▶ **YOUR TASK**
Would you retype all of these records exactly?

▼

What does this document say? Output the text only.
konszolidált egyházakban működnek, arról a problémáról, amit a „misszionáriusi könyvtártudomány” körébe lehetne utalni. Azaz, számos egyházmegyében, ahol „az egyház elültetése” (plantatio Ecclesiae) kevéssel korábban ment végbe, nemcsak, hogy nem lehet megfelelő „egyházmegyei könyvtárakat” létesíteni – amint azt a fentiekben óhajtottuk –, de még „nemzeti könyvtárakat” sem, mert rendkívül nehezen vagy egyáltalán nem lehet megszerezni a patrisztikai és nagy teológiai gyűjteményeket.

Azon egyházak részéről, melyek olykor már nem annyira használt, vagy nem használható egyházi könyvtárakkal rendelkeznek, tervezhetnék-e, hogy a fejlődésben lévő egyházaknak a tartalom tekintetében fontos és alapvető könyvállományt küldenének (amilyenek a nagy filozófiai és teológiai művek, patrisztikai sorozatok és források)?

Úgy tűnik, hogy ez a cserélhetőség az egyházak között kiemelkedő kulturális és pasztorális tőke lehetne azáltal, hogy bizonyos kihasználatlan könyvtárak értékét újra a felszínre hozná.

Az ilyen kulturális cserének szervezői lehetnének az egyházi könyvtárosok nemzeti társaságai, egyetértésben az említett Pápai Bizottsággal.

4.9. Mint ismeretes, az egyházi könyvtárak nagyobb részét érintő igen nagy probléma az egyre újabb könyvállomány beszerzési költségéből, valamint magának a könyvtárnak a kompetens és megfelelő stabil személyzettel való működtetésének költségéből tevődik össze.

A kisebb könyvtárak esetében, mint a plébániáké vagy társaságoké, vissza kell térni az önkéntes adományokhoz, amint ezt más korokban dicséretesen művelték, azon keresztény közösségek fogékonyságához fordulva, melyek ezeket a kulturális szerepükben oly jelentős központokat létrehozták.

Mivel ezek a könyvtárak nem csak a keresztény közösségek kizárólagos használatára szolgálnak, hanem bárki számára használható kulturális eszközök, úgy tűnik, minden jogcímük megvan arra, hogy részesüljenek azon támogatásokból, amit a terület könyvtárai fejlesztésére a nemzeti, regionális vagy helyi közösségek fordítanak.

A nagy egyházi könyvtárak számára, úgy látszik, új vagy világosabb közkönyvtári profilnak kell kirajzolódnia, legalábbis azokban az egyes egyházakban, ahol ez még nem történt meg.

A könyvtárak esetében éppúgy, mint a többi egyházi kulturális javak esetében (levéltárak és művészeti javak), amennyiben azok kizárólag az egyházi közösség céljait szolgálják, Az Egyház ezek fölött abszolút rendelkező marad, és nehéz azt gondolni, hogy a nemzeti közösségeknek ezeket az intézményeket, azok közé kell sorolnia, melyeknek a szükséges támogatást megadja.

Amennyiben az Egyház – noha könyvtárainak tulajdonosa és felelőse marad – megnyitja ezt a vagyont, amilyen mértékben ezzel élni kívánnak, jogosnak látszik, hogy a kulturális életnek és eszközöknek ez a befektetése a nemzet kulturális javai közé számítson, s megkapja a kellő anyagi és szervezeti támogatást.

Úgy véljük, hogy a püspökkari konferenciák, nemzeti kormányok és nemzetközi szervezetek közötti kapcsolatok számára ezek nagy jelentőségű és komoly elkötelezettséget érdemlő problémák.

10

▲

▶ **ANSWER TO THIS EXERCISE**
What does this document say? Output the text only.
konszolidált egyházakban működnek, arról a problémáról, amit a „misszionáriusi könyvtártudomány” körébe lehetne utalni. Azaz, számos egyházmegyében, ahol „az egyház elültetése” (plantatio Ecclesiae) kevéssel korábban ment végbe, nemcsak, hogy nem lehet megfelelő „egyházmegyei könyvtárakat” létesíteni – amint azt a fentiekben óhajtottuk –, de még „nemzeti könyvtárakat” sem, mert rendkívül nehezen vagy egyáltalán nem lehet megszerezni a patrisztikai és nagy teológiai gyűjteményeket.

Azon egyházak részéről, melyek olykor már nem annyira használt, vagy nem használható egyházi könyvtárakkal rendelkeznek, tervezhetnék-e, hogy a fejlődésben lévő egyházaknak a tartalom tekintetében fontos és alapvető könyvállományt küldenének (amilyenek a nagy filozófiai és teológiai művek, patrisztikai sorozatok és források)?

Úgy tűnik, hogy ez a cserélhetőség az egyházak között kiemelkedő kulturális és pasztorális tőke lehetne azáltal, hogy bizonyos kihasználatlan könyvtárak értékét újra a felszínre hozná.

Az ilyen kulturális cserének szervezői lehetnének az egyházi könyvtárosok nemzeti társaságai, egyetértésben az említett Pápai Bizottsággal.

4.9. Mint ismeretes, az egyházi könyvtárak nagyobb részét érintő igen nagy probléma az egyre újabb könyvállomány beszerzési költségéből, valamint magának a könyvtárnak a kompetens és megfelelő stabil személyzettel való működtetésének költségéből tevődik össze.

A kisebb könyvtárak esetében, mint a plébániáké vagy társaságoké, vissza kell térni az önkéntes adományokhoz, amint ezt más korokban dicséretesen művelték, azon keresztény közösségek fogékonyságához fordulva, melyek ezeket a kulturális szerepükben oly jelentős központokat létrehozták.

Mivel ezek a könyvtárak nem csak a keresztény közösségek kizárólagos használatára szolgálnak, hanem bárki számára használható kulturális eszközök, úgy tűnik, minden jogcímük megvan arra, hogy részesüljenek azon támogatásokból, amit a terület könyvtárai fejlesztésére a nemzeti, regionális vagy helyi közösségek fordítanak.

A nagy egyházi könyvtárak számára, úgy látszik, új vagy világosabb közkönyvtári profilnak kell kirajzolódnia, legalábbis azokban az egyes egyházakban, ahol ez még nem történt meg.

A könyvtárak esetében éppúgy, mint a többi egyházi kulturális javak esetében (levéltárak és művészeti javak), amennyiben azok kizárólag az egyházi közösség céljait szolgálják, Az Egyház ezek fölött abszolút rendelkező marad, és nehéz azt gondolni, hogy a nemzeti közösségeknek ezeket az intézményeket, azok közé kell sorolnia, melyeknek a szükséges támogatást megadja.

Amennyiben az Egyház – noha könyvtárainak tulajdonosa és felelőse marad – megnyitja ezt a vagyont, amilyen mértékben ezzel élni kívánnak, jogosnak látszik, hogy a kulturális életnek és eszközöknek ez a befektetése a nemzet kulturális javai közé számítson, s megkapja a kellő anyagi és szervezeti támogatást.

Úgy véljük, hogy a püspökkari konferenciák, nemzeti kormányok és nemzetközi szervezetek közötti kapcsolatok számára ezek nagy jelentőségű és komoly elkötelezettséget érdemlő problémák.

10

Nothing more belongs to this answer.